__Work to be completed__.
Copy out all lines that hold "Remember".

Stored items:
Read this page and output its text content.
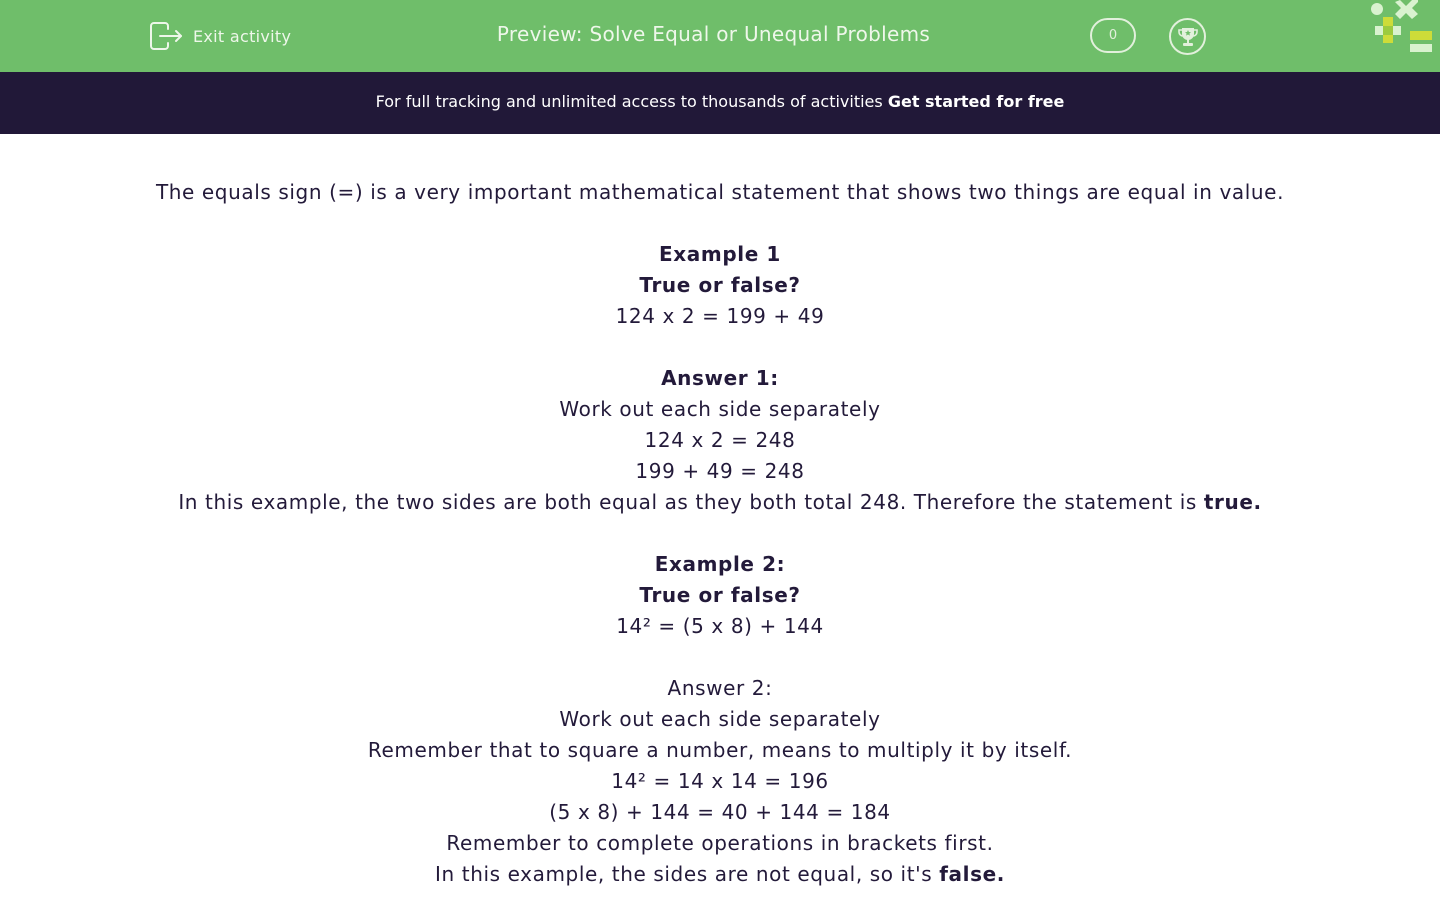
Exit activity	Preview: Solve Equal or Unequal Problems	0
For full tracking and unlimited access to thousands of activities Get started for free
The equals sign (=) is a very important mathematical statement that shows two things are equal in value.
Example 1
True or false?
124 x 2 = 199 + 49
Answer 1:
Work out each side separately
124 x 2 = 248
199 + 49 = 248
In this example, the two sides are both equal as they both total 248. Therefore the statement is true.
Example 2:
True or false?
14² = (5 x 8) + 144
Answer 2:
Work out each side separately
Remember that to square a number, means to multiply it by itself.
14² = 14 x 14 = 196
(5 x 8) + 144 = 40 + 144 = 184
Remember to complete operations in brackets first.
In this example, the sides are not equal, so it's false.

__Response for this exercise__.
Remember that to square a number, means to multiply it by itself.
Remember to complete operations in brackets first.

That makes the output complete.